GIVEN DATA →
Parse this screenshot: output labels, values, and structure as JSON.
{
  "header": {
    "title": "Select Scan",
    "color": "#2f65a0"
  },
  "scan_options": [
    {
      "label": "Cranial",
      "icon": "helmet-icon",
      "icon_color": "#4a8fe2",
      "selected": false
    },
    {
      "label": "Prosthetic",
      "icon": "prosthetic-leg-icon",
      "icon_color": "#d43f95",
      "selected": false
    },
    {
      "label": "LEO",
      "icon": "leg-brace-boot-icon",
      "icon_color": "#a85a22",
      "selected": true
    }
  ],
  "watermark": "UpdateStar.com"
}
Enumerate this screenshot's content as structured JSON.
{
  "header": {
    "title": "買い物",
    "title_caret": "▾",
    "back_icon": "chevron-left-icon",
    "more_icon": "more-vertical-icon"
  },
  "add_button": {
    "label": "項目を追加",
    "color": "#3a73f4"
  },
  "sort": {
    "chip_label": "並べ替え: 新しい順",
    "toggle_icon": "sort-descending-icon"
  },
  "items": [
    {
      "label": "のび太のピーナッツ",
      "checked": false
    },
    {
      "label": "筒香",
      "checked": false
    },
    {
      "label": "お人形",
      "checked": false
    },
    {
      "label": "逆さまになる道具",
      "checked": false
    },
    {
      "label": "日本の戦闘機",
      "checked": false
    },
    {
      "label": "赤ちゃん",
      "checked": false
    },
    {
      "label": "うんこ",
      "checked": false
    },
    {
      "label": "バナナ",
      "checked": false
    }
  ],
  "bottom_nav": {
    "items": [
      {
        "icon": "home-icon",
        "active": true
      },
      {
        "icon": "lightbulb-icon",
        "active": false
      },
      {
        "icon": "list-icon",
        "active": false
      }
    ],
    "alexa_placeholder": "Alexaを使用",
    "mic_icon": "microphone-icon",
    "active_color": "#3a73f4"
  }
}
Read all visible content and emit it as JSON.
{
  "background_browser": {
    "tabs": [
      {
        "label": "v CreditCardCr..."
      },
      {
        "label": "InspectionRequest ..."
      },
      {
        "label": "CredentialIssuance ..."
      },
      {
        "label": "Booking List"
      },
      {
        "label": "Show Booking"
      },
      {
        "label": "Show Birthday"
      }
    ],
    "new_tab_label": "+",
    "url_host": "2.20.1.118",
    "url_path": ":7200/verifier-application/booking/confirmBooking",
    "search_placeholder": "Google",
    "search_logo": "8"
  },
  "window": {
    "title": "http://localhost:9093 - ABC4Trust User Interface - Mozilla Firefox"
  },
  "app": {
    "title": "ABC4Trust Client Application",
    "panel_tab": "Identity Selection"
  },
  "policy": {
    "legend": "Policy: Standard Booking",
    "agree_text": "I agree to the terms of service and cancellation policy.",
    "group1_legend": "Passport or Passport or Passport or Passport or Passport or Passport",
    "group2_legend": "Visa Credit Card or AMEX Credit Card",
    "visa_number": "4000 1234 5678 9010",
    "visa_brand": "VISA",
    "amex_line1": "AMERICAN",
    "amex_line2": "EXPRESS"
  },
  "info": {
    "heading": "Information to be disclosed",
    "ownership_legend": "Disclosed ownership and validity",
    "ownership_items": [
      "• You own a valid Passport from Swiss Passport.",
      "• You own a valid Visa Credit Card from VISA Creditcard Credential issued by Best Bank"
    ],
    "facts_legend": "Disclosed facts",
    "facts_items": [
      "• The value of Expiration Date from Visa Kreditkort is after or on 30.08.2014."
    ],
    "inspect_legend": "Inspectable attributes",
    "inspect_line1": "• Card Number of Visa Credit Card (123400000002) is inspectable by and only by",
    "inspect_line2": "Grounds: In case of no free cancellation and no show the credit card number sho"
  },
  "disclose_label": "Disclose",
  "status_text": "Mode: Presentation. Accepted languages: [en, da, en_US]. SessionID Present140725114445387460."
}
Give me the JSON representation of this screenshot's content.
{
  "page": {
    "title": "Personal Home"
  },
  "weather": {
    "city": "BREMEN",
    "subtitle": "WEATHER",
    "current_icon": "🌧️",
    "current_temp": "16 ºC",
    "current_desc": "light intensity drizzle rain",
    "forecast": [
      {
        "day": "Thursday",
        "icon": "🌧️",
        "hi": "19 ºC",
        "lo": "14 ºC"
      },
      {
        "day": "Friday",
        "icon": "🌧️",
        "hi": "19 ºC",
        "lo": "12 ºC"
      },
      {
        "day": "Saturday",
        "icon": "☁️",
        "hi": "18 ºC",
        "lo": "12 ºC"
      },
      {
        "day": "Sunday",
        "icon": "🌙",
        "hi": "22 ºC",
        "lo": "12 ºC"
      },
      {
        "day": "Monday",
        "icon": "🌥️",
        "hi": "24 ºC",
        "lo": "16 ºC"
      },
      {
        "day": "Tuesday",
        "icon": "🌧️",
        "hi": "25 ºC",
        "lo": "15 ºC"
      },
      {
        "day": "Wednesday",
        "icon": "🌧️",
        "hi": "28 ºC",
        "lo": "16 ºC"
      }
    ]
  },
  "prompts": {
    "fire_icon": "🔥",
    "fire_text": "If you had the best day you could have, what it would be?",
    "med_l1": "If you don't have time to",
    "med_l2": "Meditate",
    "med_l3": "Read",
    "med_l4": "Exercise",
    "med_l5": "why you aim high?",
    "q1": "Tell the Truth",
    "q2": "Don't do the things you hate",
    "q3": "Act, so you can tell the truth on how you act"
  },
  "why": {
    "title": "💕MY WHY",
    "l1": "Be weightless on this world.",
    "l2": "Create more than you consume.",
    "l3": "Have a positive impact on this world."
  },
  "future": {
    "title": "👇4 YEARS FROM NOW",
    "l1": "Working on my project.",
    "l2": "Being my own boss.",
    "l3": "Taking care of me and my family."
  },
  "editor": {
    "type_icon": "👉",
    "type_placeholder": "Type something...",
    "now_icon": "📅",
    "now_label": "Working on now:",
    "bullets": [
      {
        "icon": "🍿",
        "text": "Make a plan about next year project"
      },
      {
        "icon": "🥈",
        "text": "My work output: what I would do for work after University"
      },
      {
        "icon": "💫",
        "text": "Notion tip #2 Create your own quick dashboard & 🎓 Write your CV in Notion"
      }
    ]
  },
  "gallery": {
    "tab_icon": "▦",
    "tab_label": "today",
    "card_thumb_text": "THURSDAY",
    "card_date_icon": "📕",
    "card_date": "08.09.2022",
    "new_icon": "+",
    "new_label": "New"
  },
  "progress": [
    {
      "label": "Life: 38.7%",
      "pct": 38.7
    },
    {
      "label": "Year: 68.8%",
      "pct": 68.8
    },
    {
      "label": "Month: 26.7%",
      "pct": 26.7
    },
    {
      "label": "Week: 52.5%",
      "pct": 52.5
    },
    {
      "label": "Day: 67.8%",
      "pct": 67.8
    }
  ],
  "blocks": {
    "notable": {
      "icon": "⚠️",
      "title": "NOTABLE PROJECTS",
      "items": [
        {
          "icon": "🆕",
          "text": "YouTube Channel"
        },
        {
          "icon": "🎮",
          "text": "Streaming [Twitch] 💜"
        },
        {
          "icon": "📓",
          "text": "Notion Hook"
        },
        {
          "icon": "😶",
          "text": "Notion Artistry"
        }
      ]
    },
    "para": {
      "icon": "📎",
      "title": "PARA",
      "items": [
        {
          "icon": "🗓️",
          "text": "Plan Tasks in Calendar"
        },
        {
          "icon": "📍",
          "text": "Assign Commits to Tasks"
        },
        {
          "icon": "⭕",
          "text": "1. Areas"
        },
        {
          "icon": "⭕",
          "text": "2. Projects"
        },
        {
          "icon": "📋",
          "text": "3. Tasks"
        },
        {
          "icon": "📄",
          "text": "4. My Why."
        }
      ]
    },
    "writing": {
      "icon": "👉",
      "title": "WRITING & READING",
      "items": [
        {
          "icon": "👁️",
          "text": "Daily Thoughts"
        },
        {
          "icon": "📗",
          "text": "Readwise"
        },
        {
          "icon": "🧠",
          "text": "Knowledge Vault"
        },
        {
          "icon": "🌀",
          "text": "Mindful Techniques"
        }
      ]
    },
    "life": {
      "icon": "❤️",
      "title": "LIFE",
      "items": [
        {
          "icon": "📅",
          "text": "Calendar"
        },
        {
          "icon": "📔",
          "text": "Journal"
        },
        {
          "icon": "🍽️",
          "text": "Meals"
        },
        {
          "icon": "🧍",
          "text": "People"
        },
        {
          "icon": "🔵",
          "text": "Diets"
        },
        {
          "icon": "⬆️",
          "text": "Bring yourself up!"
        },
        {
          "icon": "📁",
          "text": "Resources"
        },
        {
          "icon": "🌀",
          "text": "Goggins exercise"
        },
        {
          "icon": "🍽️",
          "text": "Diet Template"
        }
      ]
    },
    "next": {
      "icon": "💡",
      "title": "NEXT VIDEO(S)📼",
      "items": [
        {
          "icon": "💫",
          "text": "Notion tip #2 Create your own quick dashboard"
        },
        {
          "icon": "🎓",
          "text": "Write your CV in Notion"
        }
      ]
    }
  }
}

WORK TO DO → Go through the preceding material and copy each line that has the word "output".

THE COMPLETED TASK →
Parse this screenshot: output labels, values, and structure as JSON.
        "text": "My work output: what I would do for work after University"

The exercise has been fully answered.